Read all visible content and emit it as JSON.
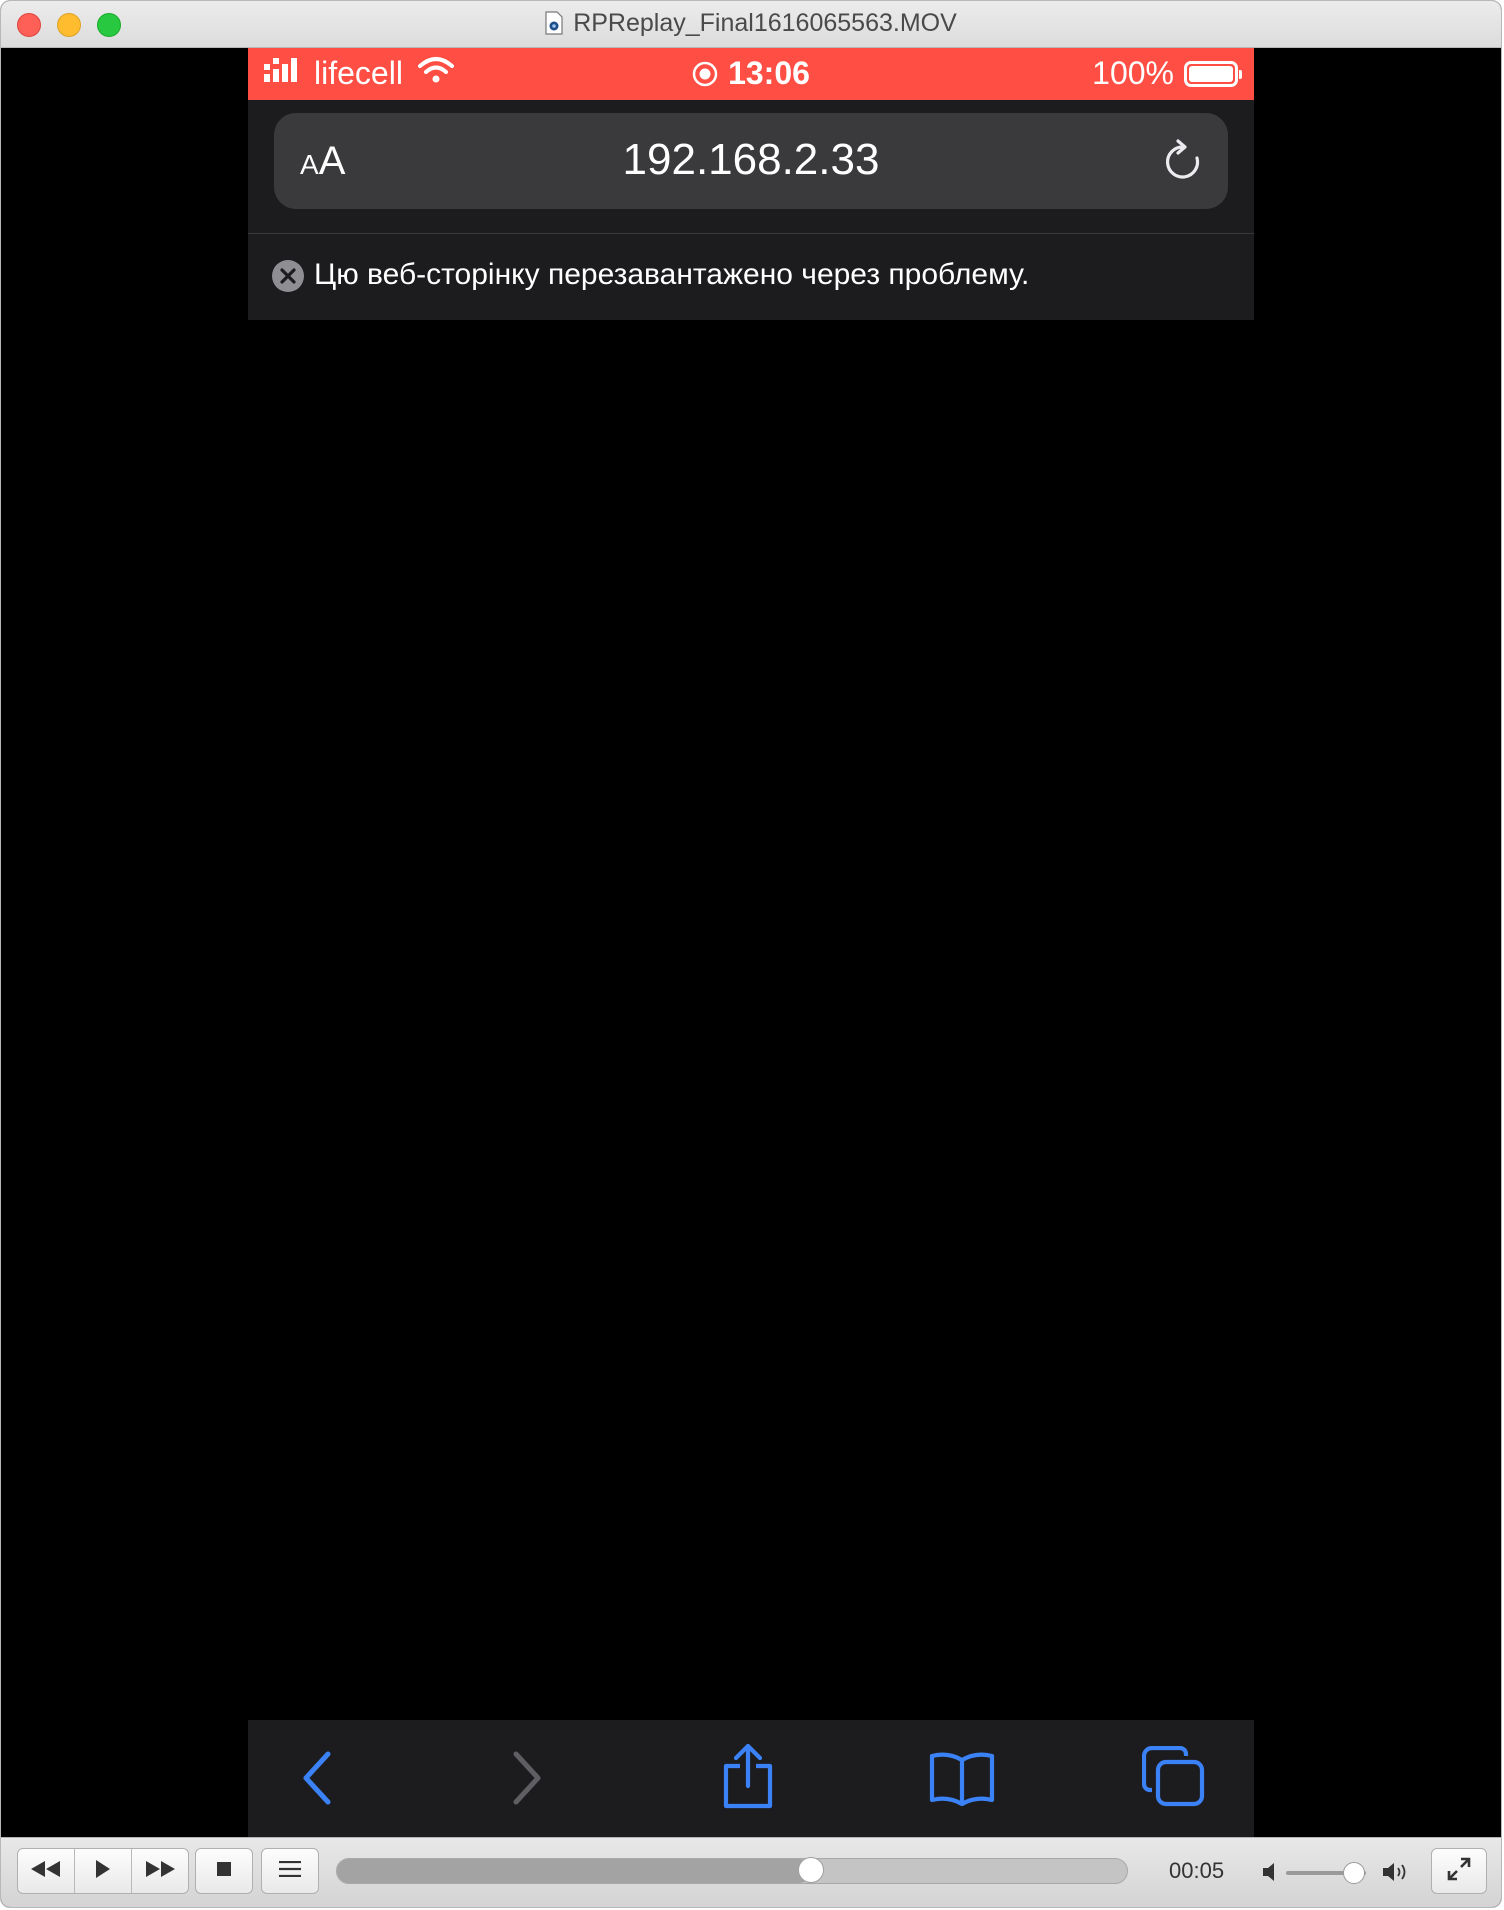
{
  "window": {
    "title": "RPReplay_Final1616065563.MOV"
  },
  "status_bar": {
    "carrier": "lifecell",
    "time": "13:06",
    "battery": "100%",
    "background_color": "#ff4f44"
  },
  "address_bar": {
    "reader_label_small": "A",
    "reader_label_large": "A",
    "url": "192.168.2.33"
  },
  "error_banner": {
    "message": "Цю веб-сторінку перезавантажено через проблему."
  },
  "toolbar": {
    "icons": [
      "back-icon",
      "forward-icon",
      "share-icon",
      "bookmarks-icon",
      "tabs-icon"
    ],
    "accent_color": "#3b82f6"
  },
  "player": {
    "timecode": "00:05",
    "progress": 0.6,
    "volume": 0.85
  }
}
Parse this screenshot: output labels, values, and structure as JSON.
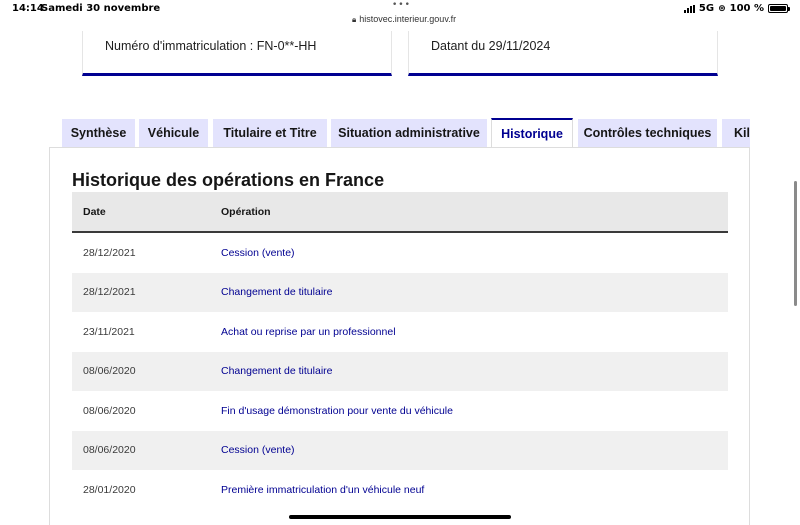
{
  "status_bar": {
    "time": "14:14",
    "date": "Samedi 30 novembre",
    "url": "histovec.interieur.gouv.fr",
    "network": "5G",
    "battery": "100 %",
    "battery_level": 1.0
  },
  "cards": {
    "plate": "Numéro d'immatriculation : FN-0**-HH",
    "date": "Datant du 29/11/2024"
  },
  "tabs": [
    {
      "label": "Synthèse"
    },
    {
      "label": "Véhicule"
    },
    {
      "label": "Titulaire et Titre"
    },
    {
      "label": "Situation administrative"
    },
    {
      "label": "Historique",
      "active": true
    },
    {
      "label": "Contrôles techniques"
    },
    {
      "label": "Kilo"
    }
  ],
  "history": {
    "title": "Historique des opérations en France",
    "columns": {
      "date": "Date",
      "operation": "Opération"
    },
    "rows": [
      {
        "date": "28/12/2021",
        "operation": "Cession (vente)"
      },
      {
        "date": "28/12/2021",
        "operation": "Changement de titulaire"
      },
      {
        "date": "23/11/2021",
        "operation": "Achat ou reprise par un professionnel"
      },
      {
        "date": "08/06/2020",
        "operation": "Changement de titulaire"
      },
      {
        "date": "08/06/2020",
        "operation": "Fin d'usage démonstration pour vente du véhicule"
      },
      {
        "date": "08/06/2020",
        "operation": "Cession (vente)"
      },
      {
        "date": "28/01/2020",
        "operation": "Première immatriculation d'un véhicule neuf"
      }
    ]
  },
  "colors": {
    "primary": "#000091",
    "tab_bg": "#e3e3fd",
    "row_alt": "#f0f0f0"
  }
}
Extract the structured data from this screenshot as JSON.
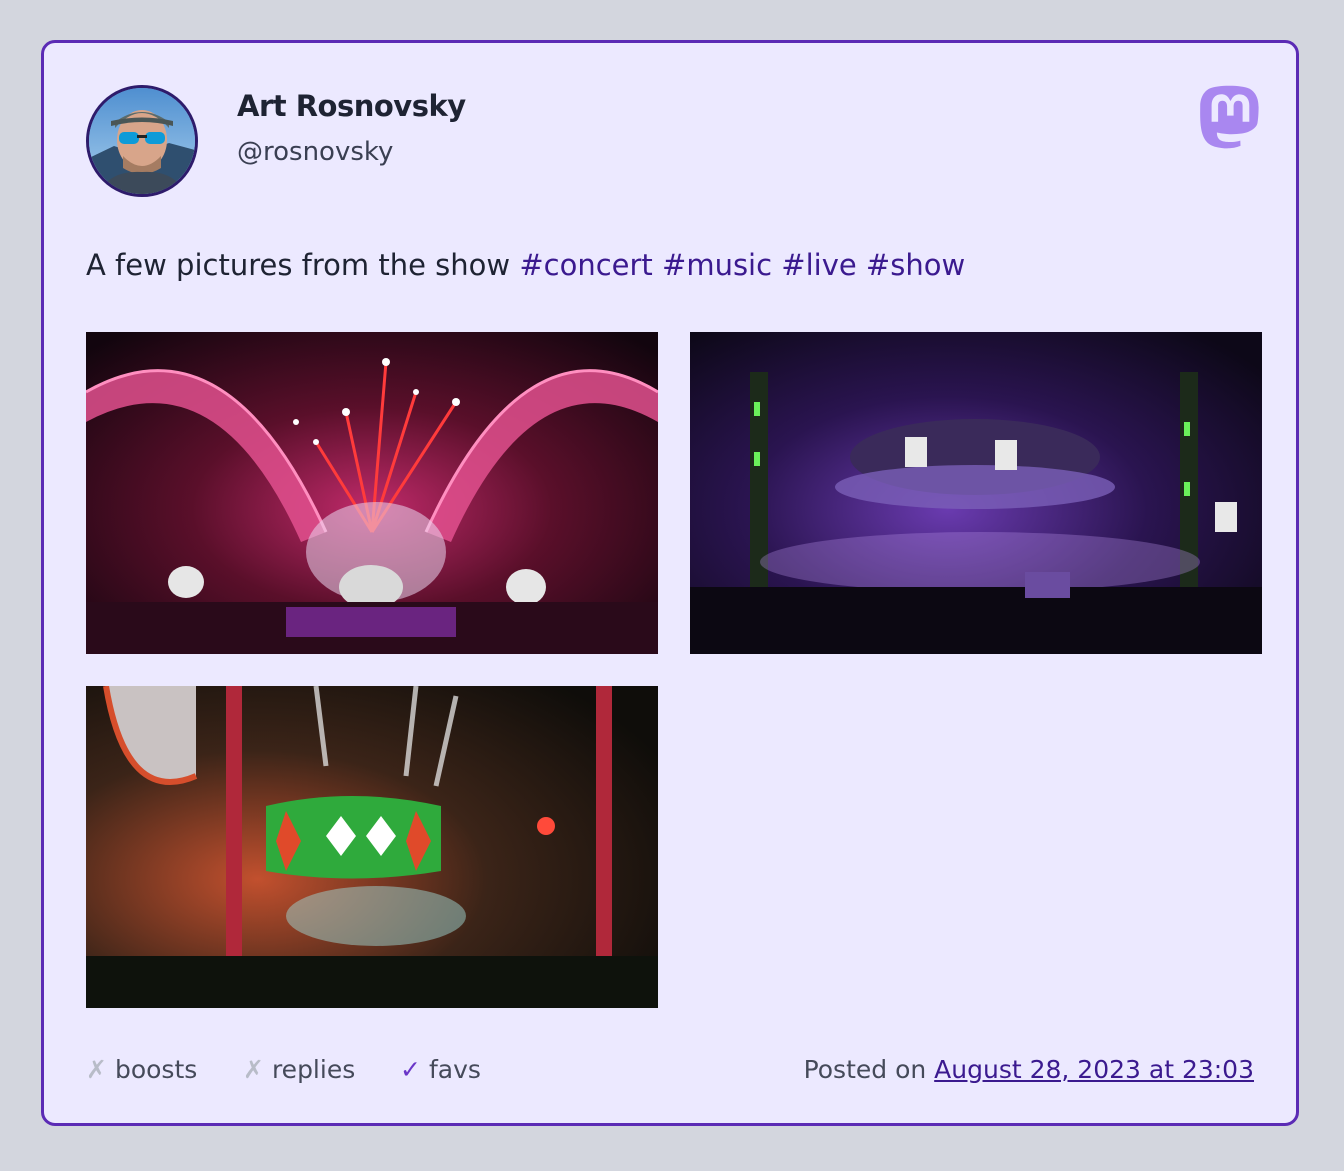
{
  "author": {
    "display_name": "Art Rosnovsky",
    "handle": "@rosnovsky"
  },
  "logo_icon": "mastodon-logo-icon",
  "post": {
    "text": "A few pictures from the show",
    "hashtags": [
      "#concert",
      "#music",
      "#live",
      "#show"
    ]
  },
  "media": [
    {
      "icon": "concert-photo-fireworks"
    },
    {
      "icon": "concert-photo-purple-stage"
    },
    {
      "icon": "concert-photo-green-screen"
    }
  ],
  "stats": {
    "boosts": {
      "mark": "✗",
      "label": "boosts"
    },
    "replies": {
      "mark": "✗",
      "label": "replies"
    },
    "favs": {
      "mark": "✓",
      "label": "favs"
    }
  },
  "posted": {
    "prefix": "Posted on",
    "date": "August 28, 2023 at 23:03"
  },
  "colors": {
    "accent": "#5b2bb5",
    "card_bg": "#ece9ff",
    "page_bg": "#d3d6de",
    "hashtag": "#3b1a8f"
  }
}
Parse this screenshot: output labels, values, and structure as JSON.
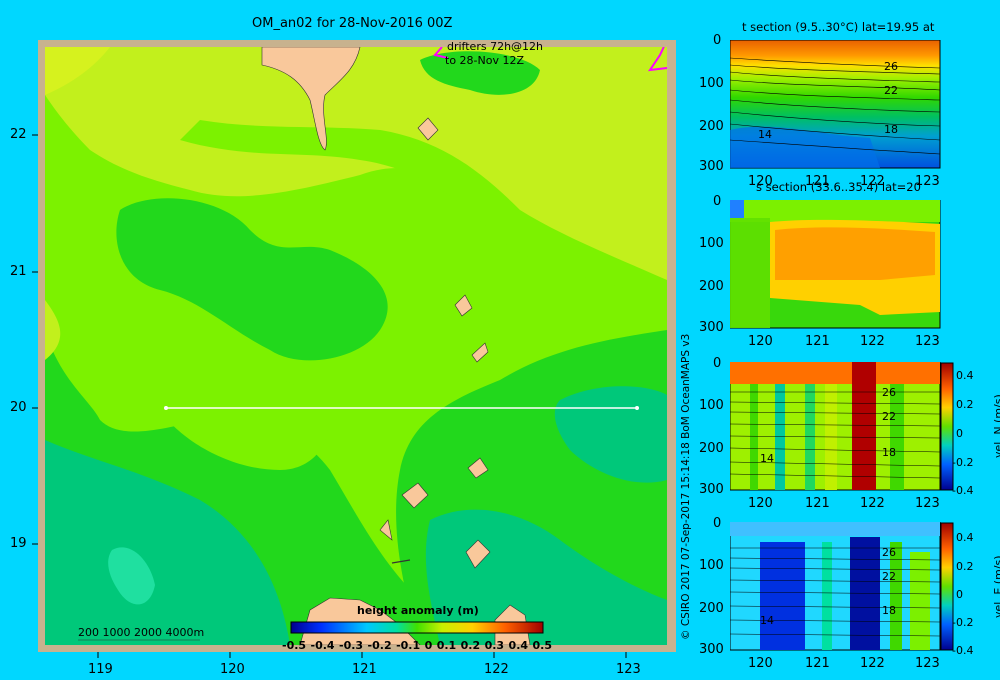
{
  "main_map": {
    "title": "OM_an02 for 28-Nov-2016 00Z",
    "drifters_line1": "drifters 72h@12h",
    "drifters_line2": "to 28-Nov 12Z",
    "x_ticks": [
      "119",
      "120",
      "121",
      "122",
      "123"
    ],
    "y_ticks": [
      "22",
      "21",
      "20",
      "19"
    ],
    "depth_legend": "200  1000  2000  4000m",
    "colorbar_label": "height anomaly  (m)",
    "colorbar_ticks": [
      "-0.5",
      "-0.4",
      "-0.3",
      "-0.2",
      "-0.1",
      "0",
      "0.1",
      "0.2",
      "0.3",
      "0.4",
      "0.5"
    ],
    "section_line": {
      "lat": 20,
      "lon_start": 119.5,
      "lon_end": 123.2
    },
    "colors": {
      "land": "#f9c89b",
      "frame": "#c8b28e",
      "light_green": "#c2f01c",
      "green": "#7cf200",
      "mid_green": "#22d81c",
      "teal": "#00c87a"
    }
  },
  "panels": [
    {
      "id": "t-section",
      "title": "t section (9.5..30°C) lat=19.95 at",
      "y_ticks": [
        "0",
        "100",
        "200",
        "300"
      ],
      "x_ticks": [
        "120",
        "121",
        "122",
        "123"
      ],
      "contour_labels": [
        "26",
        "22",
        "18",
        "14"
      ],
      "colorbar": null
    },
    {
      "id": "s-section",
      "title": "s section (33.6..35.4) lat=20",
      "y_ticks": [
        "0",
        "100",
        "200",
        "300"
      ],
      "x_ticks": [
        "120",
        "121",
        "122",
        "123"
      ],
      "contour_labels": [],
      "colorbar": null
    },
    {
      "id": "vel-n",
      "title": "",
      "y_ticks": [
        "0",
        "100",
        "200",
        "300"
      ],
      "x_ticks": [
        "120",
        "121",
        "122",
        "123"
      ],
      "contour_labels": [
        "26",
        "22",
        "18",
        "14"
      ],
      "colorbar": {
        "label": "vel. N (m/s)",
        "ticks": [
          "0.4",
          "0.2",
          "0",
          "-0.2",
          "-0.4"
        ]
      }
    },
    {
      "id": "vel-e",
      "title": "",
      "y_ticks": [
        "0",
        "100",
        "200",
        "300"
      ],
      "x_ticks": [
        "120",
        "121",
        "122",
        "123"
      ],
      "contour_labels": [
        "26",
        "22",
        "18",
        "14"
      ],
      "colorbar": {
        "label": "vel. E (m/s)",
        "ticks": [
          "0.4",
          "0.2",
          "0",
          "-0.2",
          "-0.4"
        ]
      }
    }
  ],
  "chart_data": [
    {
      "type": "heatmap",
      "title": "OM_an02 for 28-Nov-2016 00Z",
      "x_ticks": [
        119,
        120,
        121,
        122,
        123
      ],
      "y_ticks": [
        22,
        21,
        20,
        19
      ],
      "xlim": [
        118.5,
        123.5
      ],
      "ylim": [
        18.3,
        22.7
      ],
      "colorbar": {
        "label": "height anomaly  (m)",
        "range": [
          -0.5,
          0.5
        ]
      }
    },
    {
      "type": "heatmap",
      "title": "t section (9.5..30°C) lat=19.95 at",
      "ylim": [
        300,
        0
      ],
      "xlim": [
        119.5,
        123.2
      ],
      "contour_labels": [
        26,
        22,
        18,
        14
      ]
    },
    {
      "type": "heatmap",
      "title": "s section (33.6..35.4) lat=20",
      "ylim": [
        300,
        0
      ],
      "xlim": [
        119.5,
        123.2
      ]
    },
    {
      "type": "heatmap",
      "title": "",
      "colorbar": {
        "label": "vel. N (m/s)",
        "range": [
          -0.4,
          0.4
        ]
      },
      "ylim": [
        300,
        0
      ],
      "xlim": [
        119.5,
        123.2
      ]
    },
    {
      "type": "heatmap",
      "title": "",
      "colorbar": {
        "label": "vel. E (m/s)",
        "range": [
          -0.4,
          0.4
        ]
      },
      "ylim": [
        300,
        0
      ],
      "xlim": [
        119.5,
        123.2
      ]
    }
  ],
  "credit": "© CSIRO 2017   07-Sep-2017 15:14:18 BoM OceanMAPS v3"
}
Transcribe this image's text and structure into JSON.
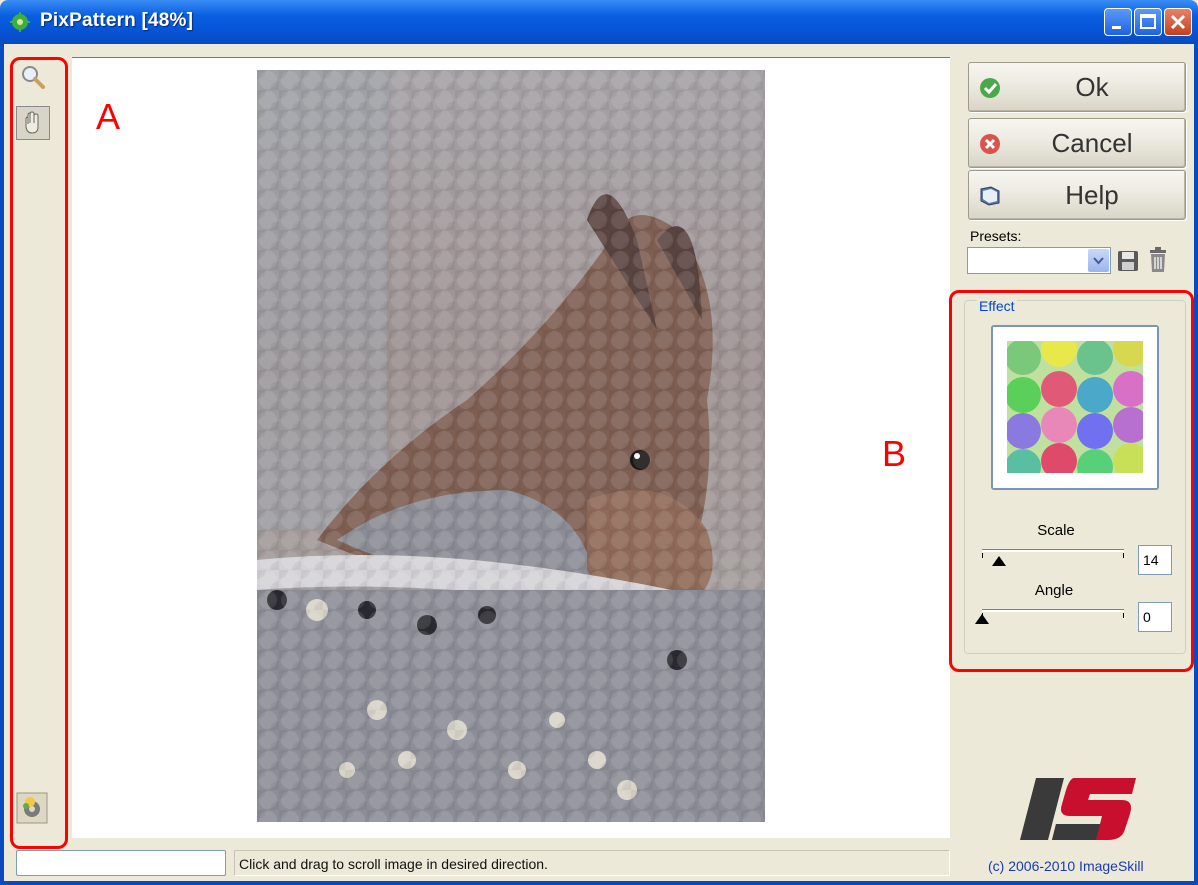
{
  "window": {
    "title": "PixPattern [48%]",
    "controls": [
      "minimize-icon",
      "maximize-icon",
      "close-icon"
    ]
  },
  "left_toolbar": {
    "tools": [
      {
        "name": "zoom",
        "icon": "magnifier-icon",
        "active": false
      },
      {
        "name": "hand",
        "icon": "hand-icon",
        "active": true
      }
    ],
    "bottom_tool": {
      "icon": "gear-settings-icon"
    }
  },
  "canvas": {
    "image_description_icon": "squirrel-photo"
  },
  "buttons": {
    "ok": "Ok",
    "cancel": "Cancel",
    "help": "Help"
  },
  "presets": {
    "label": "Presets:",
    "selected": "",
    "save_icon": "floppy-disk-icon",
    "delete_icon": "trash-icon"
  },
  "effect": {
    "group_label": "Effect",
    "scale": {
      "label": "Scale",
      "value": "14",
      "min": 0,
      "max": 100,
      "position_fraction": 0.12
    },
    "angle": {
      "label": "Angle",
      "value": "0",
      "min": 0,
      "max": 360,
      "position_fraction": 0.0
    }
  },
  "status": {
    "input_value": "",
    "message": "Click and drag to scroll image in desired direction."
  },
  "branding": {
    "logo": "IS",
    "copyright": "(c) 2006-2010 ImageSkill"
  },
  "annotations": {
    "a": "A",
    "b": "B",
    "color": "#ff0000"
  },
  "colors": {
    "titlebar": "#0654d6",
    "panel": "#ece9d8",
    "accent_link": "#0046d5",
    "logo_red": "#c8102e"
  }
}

> [To be done]: Pick out every line holding the string "show" and return it.

> [Response to the task]:
    "text": "A few pictures from the show",
      "#show"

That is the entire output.